Collected data entries
== == ==

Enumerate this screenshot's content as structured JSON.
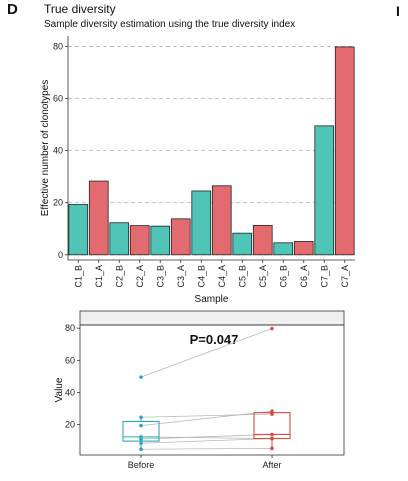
{
  "panel_letter": "D",
  "next_panel_letter": "I",
  "chart_data": [
    {
      "type": "bar",
      "title": "True diversity",
      "subtitle": "Sample diversity estimation using the true diversity index",
      "xlabel": "Sample",
      "ylabel": "Effective number of clonotypes",
      "categories": [
        "C1_B",
        "C1_A",
        "C2_B",
        "C2_A",
        "C3_B",
        "C3_A",
        "C4_B",
        "C4_A",
        "C5_B",
        "C5_A",
        "C6_B",
        "C6_A",
        "C7_B",
        "C7_A"
      ],
      "values": [
        19.3,
        28.3,
        12.3,
        11.2,
        11.0,
        13.8,
        24.5,
        26.5,
        8.3,
        11.3,
        4.6,
        5.1,
        49.5,
        79.8
      ],
      "groups": [
        "B",
        "A",
        "B",
        "A",
        "B",
        "A",
        "B",
        "A",
        "B",
        "A",
        "B",
        "A",
        "B",
        "A"
      ],
      "ylim": [
        -2,
        84
      ],
      "yticks": [
        0,
        20,
        40,
        60,
        80
      ],
      "grid": "horizontal dashed",
      "colors": {
        "B": "#4fc4b7",
        "A": "#e36a6f"
      }
    },
    {
      "type": "box",
      "annotation": "P=0.047",
      "ylabel": "Value",
      "categories": [
        "Before",
        "After"
      ],
      "ylim": [
        1,
        82
      ],
      "yticks": [
        20,
        40,
        60,
        80
      ],
      "before": [
        19.3,
        12.3,
        11.0,
        24.5,
        8.3,
        4.6,
        49.5
      ],
      "after": [
        28.3,
        11.2,
        13.8,
        26.5,
        11.3,
        5.1,
        79.8
      ],
      "colors": {
        "Before": "#2aa9b5",
        "After": "#d94a41"
      }
    }
  ]
}
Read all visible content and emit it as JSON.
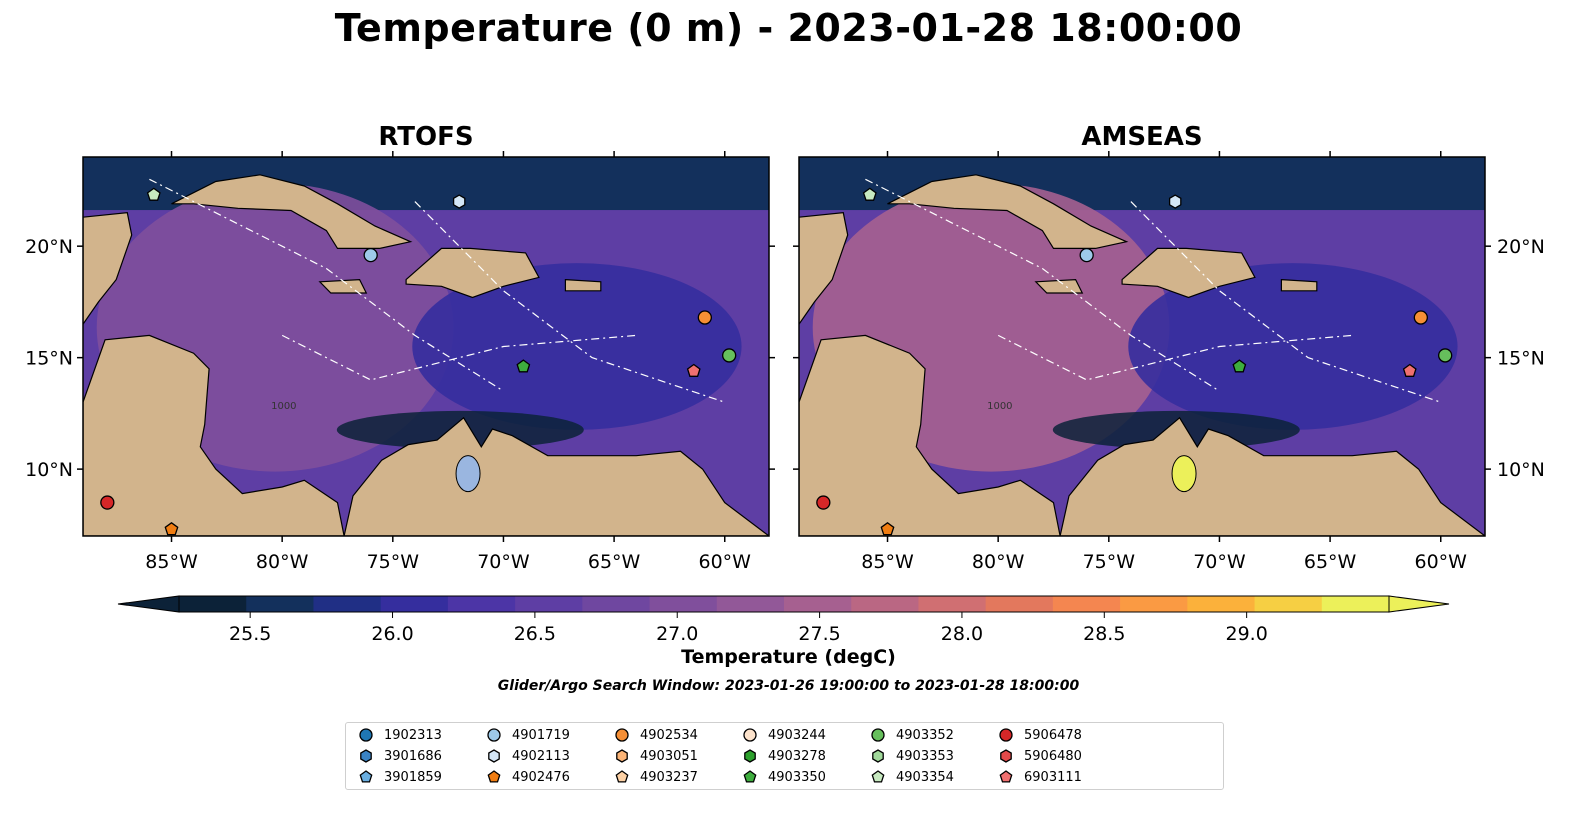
{
  "title": "Temperature (0 m) - 2023-01-28 18:00:00",
  "search_window": "Glider/Argo Search Window: 2023-01-26 19:00:00 to 2023-01-28 18:00:00",
  "colors": {
    "land": "#d2b48c",
    "water_inland": "#9ab6e0",
    "marker_edge": "#000000",
    "cmap": [
      "#0c2238",
      "#13305c",
      "#202f85",
      "#352e9e",
      "#4c35a6",
      "#5e3ea4",
      "#6f47a0",
      "#804f9c",
      "#925898",
      "#a66090",
      "#ba6783",
      "#d06f72",
      "#e3785d",
      "#f48650",
      "#fa9a43",
      "#fbb13b",
      "#f6cf43",
      "#ecf05a"
    ]
  },
  "panels": [
    {
      "title": "RTOFS"
    },
    {
      "title": "AMSEAS"
    }
  ],
  "chart_data": {
    "type": "heatmap",
    "title": "Temperature (0 m) - 2023-01-28 18:00:00",
    "subplots": [
      "RTOFS",
      "AMSEAS"
    ],
    "xlabel": "",
    "ylabel": "",
    "lon_range": [
      -89,
      -58
    ],
    "lat_range": [
      7,
      24
    ],
    "x_ticks": [
      "85°W",
      "80°W",
      "75°W",
      "70°W",
      "65°W",
      "60°W"
    ],
    "x_tick_values": [
      -85,
      -80,
      -75,
      -70,
      -65,
      -60
    ],
    "y_ticks": [
      "10°N",
      "15°N",
      "20°N"
    ],
    "y_tick_values": [
      10,
      15,
      20
    ],
    "colorbar": {
      "label": "Temperature (degC)",
      "range": [
        25.25,
        29.5
      ],
      "step": 0.25,
      "ticks": [
        25.5,
        26.0,
        26.5,
        27.0,
        27.5,
        28.0,
        28.5,
        29.0
      ],
      "tick_labels": [
        "25.5",
        "26.0",
        "26.5",
        "27.0",
        "27.5",
        "28.0",
        "28.5",
        "29.0"
      ],
      "extend": "both"
    },
    "contour_labels": [
      "1000"
    ],
    "legend_placement": "bottom-center",
    "floats": [
      {
        "id": "1902313",
        "marker": "circle",
        "color": "#1f77b4"
      },
      {
        "id": "3901686",
        "marker": "hexagon",
        "color": "#3a83c4"
      },
      {
        "id": "3901859",
        "marker": "pentagon",
        "color": "#6aaee0"
      },
      {
        "id": "4901719",
        "marker": "circle",
        "color": "#9ecae9",
        "lon": -76.0,
        "lat": 19.6
      },
      {
        "id": "4902113",
        "marker": "hexagon",
        "color": "#d4e6f6",
        "lon": -72.0,
        "lat": 22.0
      },
      {
        "id": "4902476",
        "marker": "pentagon",
        "color": "#f07d12",
        "lon": -85.0,
        "lat": 7.3
      },
      {
        "id": "4902534",
        "marker": "circle",
        "color": "#f68f35",
        "lon": -60.9,
        "lat": 16.8
      },
      {
        "id": "4903051",
        "marker": "hexagon",
        "color": "#fbb477"
      },
      {
        "id": "4903237",
        "marker": "pentagon",
        "color": "#fdd1a5"
      },
      {
        "id": "4903244",
        "marker": "circle",
        "color": "#fde3cc"
      },
      {
        "id": "4903278",
        "marker": "hexagon",
        "color": "#2ca02c"
      },
      {
        "id": "4903350",
        "marker": "pentagon",
        "color": "#3ead3e",
        "lon": -69.1,
        "lat": 14.6
      },
      {
        "id": "4903352",
        "marker": "circle",
        "color": "#66bf5c",
        "lon": -59.8,
        "lat": 15.1
      },
      {
        "id": "4903353",
        "marker": "hexagon",
        "color": "#a1d99b"
      },
      {
        "id": "4903354",
        "marker": "pentagon",
        "color": "#c7e9c0",
        "lon": -85.8,
        "lat": 22.3
      },
      {
        "id": "5906478",
        "marker": "circle",
        "color": "#d62728",
        "lon": -87.9,
        "lat": 8.5
      },
      {
        "id": "5906480",
        "marker": "hexagon",
        "color": "#e34a4a"
      },
      {
        "id": "6903111",
        "marker": "pentagon",
        "color": "#f07070",
        "lon": -61.4,
        "lat": 14.4
      }
    ]
  }
}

== == ==

### WHAT IS NEEDED
Search the material above for "diversity". Pull out each line where it shows up.

### SOLUTION
      "title": "True diversity",
      "subtitle": "Sample diversity estimation using the true diversity index",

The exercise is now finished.